Saved entries
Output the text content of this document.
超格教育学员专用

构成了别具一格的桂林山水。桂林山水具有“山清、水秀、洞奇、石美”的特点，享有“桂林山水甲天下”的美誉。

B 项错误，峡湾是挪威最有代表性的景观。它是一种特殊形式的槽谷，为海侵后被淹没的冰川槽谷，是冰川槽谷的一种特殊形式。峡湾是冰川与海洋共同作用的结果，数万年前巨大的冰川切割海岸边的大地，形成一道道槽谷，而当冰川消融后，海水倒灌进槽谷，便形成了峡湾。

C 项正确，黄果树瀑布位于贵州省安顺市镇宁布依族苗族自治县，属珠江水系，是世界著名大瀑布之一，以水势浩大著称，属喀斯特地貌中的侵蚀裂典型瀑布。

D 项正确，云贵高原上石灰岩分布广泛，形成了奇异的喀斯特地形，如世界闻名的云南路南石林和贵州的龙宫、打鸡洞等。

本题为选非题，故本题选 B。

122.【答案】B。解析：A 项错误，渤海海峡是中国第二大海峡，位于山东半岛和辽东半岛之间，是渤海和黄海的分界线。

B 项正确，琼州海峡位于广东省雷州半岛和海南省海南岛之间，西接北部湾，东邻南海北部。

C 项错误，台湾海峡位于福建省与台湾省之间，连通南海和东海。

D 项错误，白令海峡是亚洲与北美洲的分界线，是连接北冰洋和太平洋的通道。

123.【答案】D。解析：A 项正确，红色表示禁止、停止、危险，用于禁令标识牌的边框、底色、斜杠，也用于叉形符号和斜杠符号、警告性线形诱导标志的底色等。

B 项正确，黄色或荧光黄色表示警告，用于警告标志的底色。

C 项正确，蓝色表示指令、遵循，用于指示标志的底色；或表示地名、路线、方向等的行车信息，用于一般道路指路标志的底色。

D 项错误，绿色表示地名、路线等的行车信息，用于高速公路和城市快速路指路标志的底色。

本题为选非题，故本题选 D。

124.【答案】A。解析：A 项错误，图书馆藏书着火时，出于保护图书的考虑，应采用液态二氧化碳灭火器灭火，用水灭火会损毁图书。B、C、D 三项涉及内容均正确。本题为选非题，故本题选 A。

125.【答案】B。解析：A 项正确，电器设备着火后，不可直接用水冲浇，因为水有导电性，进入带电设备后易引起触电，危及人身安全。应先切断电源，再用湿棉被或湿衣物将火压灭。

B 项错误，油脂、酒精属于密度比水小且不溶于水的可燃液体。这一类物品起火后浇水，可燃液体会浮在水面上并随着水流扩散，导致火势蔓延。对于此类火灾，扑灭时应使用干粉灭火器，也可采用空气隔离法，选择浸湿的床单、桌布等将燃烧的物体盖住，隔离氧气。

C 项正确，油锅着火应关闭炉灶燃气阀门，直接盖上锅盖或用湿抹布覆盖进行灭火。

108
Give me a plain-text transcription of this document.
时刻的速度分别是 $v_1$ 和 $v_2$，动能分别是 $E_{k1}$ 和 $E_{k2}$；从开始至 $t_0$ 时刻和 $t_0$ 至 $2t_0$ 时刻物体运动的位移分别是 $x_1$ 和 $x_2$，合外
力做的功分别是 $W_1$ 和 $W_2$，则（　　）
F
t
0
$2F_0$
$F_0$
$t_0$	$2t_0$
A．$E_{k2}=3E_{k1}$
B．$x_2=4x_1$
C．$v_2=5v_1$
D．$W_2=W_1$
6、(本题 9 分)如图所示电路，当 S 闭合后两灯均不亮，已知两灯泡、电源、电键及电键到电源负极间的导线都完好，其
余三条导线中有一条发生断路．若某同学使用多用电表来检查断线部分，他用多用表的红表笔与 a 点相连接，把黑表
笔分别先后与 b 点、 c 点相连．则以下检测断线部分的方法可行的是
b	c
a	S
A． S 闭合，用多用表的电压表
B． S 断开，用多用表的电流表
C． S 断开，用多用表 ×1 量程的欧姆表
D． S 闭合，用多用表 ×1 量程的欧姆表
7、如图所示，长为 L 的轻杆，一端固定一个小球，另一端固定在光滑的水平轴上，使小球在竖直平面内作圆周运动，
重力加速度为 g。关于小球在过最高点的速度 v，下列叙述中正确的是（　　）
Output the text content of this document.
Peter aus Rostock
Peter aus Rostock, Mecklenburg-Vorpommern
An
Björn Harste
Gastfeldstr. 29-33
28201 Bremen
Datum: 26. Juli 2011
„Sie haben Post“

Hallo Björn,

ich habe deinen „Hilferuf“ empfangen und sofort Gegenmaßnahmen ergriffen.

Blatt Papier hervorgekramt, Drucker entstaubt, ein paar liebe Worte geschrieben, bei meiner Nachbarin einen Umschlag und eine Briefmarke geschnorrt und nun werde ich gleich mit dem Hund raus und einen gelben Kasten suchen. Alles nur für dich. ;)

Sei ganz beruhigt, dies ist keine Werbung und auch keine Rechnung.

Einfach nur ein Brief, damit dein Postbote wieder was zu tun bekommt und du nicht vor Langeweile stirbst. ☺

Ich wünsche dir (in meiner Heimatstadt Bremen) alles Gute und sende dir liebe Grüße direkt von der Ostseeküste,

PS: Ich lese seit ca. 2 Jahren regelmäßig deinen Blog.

- _What you will do_:
Copy out the full set of records precisely, leaving nothing out.

- _Output for this task_:
Output the text content of this document.
超格教育学员专用

构成了别具一格的桂林山水。桂林山水具有“山清、水秀、洞奇、石美”的特点，享有“桂林山水甲天下”的美誉。

B 项错误，峡湾是挪威最有代表性的景观。它是一种特殊形式的槽谷，为海侵后被淹没的冰川槽谷，是冰川槽谷的一种特殊形式。峡湾是冰川与海洋共同作用的结果，数万年前巨大的冰川切割海岸边的大地，形成一道道槽谷，而当冰川消融后，海水倒灌进槽谷，便形成了峡湾。

C 项正确，黄果树瀑布位于贵州省安顺市镇宁布依族苗族自治县，属珠江水系，是世界著名大瀑布之一，以水势浩大著称，属喀斯特地貌中的侵蚀裂典型瀑布。

D 项正确，云贵高原上石灰岩分布广泛，形成了奇异的喀斯特地形，如世界闻名的云南路南石林和贵州的龙宫、打鸡洞等。

本题为选非题，故本题选 B。

122.【答案】B。解析：A 项错误，渤海海峡是中国第二大海峡，位于山东半岛和辽东半岛之间，是渤海和黄海的分界线。

B 项正确，琼州海峡位于广东省雷州半岛和海南省海南岛之间，西接北部湾，东邻南海北部。

C 项错误，台湾海峡位于福建省与台湾省之间，连通南海和东海。

D 项错误，白令海峡是亚洲与北美洲的分界线，是连接北冰洋和太平洋的通道。

123.【答案】D。解析：A 项正确，红色表示禁止、停止、危险，用于禁令标识牌的边框、底色、斜杠，也用于叉形符号和斜杠符号、警告性线形诱导标志的底色等。

B 项正确，黄色或荧光黄色表示警告，用于警告标志的底色。

C 项正确，蓝色表示指令、遵循，用于指示标志的底色；或表示地名、路线、方向等的行车信息，用于一般道路指路标志的底色。

D 项错误，绿色表示地名、路线等的行车信息，用于高速公路和城市快速路指路标志的底色。

本题为选非题，故本题选 D。

124.【答案】A。解析：A 项错误，图书馆藏书着火时，出于保护图书的考虑，应采用液态二氧化碳灭火器灭火，用水灭火会损毁图书。B、C、D 三项涉及内容均正确。本题为选非题，故本题选 A。

125.【答案】B。解析：A 项正确，电器设备着火后，不可直接用水冲浇，因为水有导电性，进入带电设备后易引起触电，危及人身安全。应先切断电源，再用湿棉被或湿衣物将火压灭。

B 项错误，油脂、酒精属于密度比水小且不溶于水的可燃液体。这一类物品起火后浇水，可燃液体会浮在水面上并随着水流扩散，导致火势蔓延。对于此类火灾，扑灭时应使用干粉灭火器，也可采用空气隔离法，选择浸湿的床单、桌布等将燃烧的物体盖住，隔离氧气。

C 项正确，油锅着火应关闭炉灶燃气阀门，直接盖上锅盖或用湿抹布覆盖进行灭火。

108
Give me a plain-text transcription of this document.
时刻的速度分别是 $v_1$ 和 $v_2$，动能分别是 $E_{k1}$ 和 $E_{k2}$；从开始至 $t_0$ 时刻和 $t_0$ 至 $2t_0$ 时刻物体运动的位移分别是 $x_1$ 和 $x_2$，合外
力做的功分别是 $W_1$ 和 $W_2$，则（　　）
F
t
0
$2F_0$
$F_0$
$t_0$	$2t_0$
A．$E_{k2}=3E_{k1}$
B．$x_2=4x_1$
C．$v_2=5v_1$
D．$W_2=W_1$
6、(本题 9 分)如图所示电路，当 S 闭合后两灯均不亮，已知两灯泡、电源、电键及电键到电源负极间的导线都完好，其
余三条导线中有一条发生断路．若某同学使用多用电表来检查断线部分，他用多用表的红表笔与 a 点相连接，把黑表
笔分别先后与 b 点、 c 点相连．则以下检测断线部分的方法可行的是
b	c
a	S
A． S 闭合，用多用表的电压表
B． S 断开，用多用表的电流表
C． S 断开，用多用表 ×1 量程的欧姆表
D． S 闭合，用多用表 ×1 量程的欧姆表
7、如图所示，长为 L 的轻杆，一端固定一个小球，另一端固定在光滑的水平轴上，使小球在竖直平面内作圆周运动，
重力加速度为 g。关于小球在过最高点的速度 v，下列叙述中正确的是（　　）
Output the text content of this document.
Peter aus Rostock
Peter aus Rostock, Mecklenburg-Vorpommern
An
Björn Harste
Gastfeldstr. 29-33
28201 Bremen
Datum: 26. Juli 2011
„Sie haben Post“

Hallo Björn,

ich habe deinen „Hilferuf“ empfangen und sofort Gegenmaßnahmen ergriffen.

Blatt Papier hervorgekramt, Drucker entstaubt, ein paar liebe Worte geschrieben, bei meiner Nachbarin einen Umschlag und eine Briefmarke geschnorrt und nun werde ich gleich mit dem Hund raus und einen gelben Kasten suchen. Alles nur für dich. ;)

Sei ganz beruhigt, dies ist keine Werbung und auch keine Rechnung.

Einfach nur ein Brief, damit dein Postbote wieder was zu tun bekommt und du nicht vor Langeweile stirbst. ☺

Ich wünsche dir (in meiner Heimatstadt Bremen) alles Gute und sende dir liebe Grüße direkt von der Ostseeküste,

PS: Ich lese seit ca. 2 Jahren regelmäßig deinen Blog.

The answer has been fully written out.